--- Job ---
Any pictures in the records below should be skipped; write out everything else exactly.

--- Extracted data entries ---
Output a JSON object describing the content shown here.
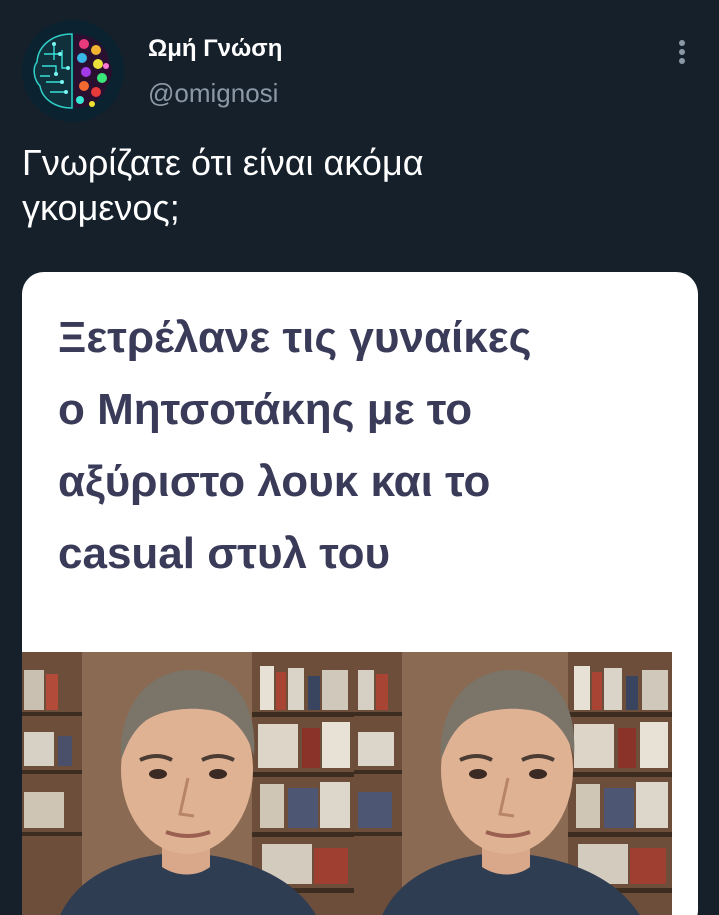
{
  "tweet": {
    "display_name": "Ωμή Γνώση",
    "handle": "@omignosi",
    "text": "Γνωρίζατε ότι είναι ακόμα\nγκομενος;",
    "more_icon": "vertical-dots-icon"
  },
  "media": {
    "headline": "Ξετρέλανε τις γυναίκες\nο Μητσοτάκης με το\nαξύριστο λουκ και το\ncasual στυλ του",
    "headline_color": "#3a3b59"
  },
  "colors": {
    "background": "#15202b",
    "text": "#ffffff",
    "secondary_text": "#8b98a5"
  }
}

--- Correct output ---
Output a JSON object describing the content shown here.
{
  "tweet": {
    "display_name": "Ωμή Γνώση",
    "handle": "@omignosi",
    "text": "Γνωρίζατε ότι είναι ακόμα\nγκομενος;",
    "more_icon": "vertical-dots-icon"
  },
  "media": {
    "headline": "Ξετρέλανε τις γυναίκες\nο Μητσοτάκης με το\nαξύριστο λουκ και το\ncasual στυλ του",
    "headline_color": "#3a3b59"
  },
  "colors": {
    "background": "#15202b",
    "text": "#ffffff",
    "secondary_text": "#8b98a5"
  }
}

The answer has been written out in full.